[Dataset items]
■ ■ ■

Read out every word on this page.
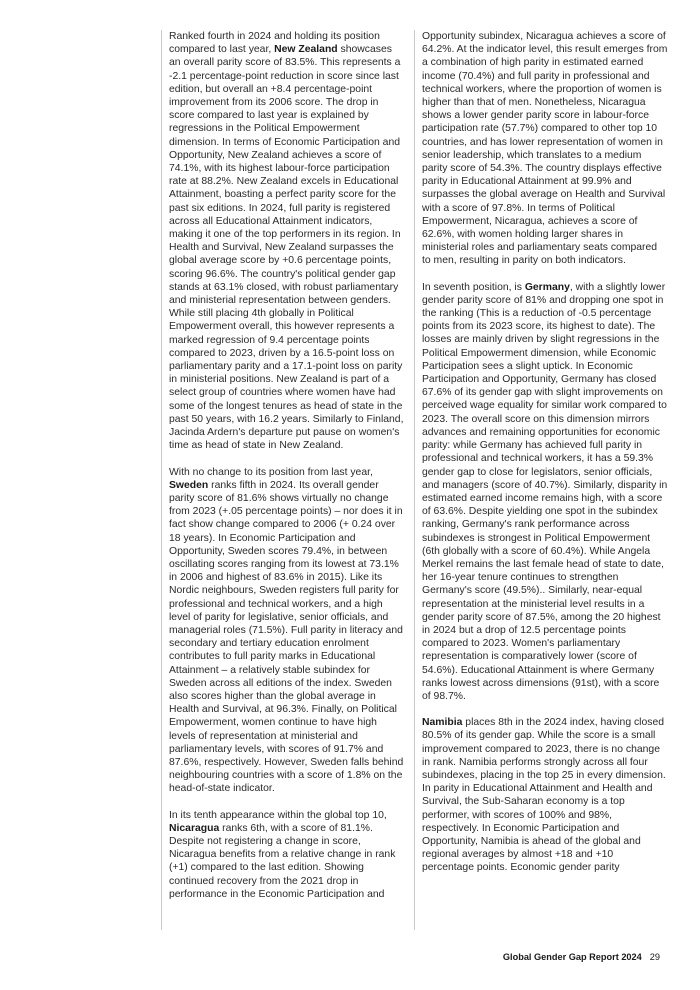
Ranked fourth in 2024 and holding its position compared to last year, New Zealand showcases an overall parity score of 83.5%. This represents a -2.1 percentage-point reduction in score since last edition, but overall an +8.4 percentage-point improvement from its 2006 score. The drop in score compared to last year is explained by regressions in the Political Empowerment dimension. In terms of Economic Participation and Opportunity, New Zealand achieves a score of 74.1%, with its highest labour-force participation rate at 88.2%. New Zealand excels in Educational Attainment, boasting a perfect parity score for the past six editions. In 2024, full parity is registered across all Educational Attainment indicators, making it one of the top performers in its region. In Health and Survival, New Zealand surpasses the global average score by +0.6 percentage points, scoring 96.6%. The country's political gender gap stands at 63.1% closed, with robust parliamentary and ministerial representation between genders. While still placing 4th globally in Political Empowerment overall, this however represents a marked regression of 9.4 percentage points compared to 2023, driven by a 16.5-point loss on parliamentary parity and a 17.1-point loss on parity in ministerial positions. New Zealand is part of a select group of countries where women have had some of the longest tenures as head of state in the past 50 years, with 16.2 years. Similarly to Finland, Jacinda Ardern's departure put pause on women's time as head of state in New Zealand.

With no change to its position from last year, Sweden ranks fifth in 2024. Its overall gender parity score of 81.6% shows virtually no change from 2023 (+.05 percentage points) – nor does it in fact show change compared to 2006 (+ 0.24 over 18 years). In Economic Participation and Opportunity, Sweden scores 79.4%, in between oscillating scores ranging from its lowest at 73.1% in 2006 and highest of 83.6% in 2015). Like its Nordic neighbours, Sweden registers full parity for professional and technical workers, and a high level of parity for legislative, senior officials, and managerial roles (71.5%). Full parity in literacy and secondary and tertiary education enrolment contributes to full parity marks in Educational Attainment – a relatively stable subindex for Sweden across all editions of the index. Sweden also scores higher than the global average in Health and Survival, at 96.3%. Finally, on Political Empowerment, women continue to have high levels of representation at ministerial and parliamentary levels, with scores of 91.7% and 87.6%, respectively. However, Sweden falls behind neighbouring countries with a score of 1.8% on the head-of-state indicator.

In its tenth appearance within the global top 10, Nicaragua ranks 6th, with a score of 81.1%. Despite not registering a change in score, Nicaragua benefits from a relative change in rank (+1) compared to the last edition. Showing continued recovery from the 2021 drop in performance in the Economic Participation and

Opportunity subindex, Nicaragua achieves a score of 64.2%. At the indicator level, this result emerges from a combination of high parity in estimated earned income (70.4%) and full parity in professional and technical workers, where the proportion of women is higher than that of men. Nonetheless, Nicaragua shows a lower gender parity score in labour-force participation rate (57.7%) compared to other top 10 countries, and has lower representation of women in senior leadership, which translates to a medium parity score of 54.3%. The country displays effective parity in Educational Attainment at 99.9% and surpasses the global average on Health and Survival with a score of 97.8%. In terms of Political Empowerment, Nicaragua, achieves a score of 62.6%, with women holding larger shares in ministerial roles and parliamentary seats compared to men, resulting in parity on both indicators.

In seventh position, is Germany, with a slightly lower gender parity score of 81% and dropping one spot in the ranking (This is a reduction of -0.5 percentage points from its 2023 score, its highest to date). The losses are mainly driven by slight regressions in the Political Empowerment dimension, while Economic Participation sees a slight uptick. In Economic Participation and Opportunity, Germany has closed 67.6% of its gender gap with slight improvements on perceived wage equality for similar work compared to 2023. The overall score on this dimension mirrors advances and remaining opportunities for economic parity: while Germany has achieved full parity in professional and technical workers, it has a 59.3% gender gap to close for legislators, senior officials, and managers (score of 40.7%). Similarly, disparity in estimated earned income remains high, with a score of 63.6%. Despite yielding one spot in the subindex ranking, Germany's rank performance across subindexes is strongest in Political Empowerment (6th globally with a score of 60.4%). While Angela Merkel remains the last female head of state to date, her 16-year tenure continues to strengthen Germany's score (49.5%).. Similarly, near-equal representation at the ministerial level results in a gender parity score of 87.5%, among the 20 highest in 2024 but a drop of 12.5 percentage points compared to 2023. Women's parliamentary representation is comparatively lower (score of 54.6%). Educational Attainment is where Germany ranks lowest across dimensions (91st), with a score of 98.7%.

Namibia places 8th in the 2024 index, having closed 80.5% of its gender gap. While the score is a small improvement compared to 2023, there is no change in rank. Namibia performs strongly across all four subindexes, placing in the top 25 in every dimension. In parity in Educational Attainment and Health and Survival, the Sub-Saharan economy is a top performer, with scores of 100% and 98%, respectively. In Economic Participation and Opportunity, Namibia is ahead of the global and regional averages by almost +18 and +10 percentage points. Economic gender parity

Global Gender Gap Report 2024 29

■ ■ ■

### Set task
Only the number is wanted: how many lines in the data include the string "every"?

### Output for this exercise
2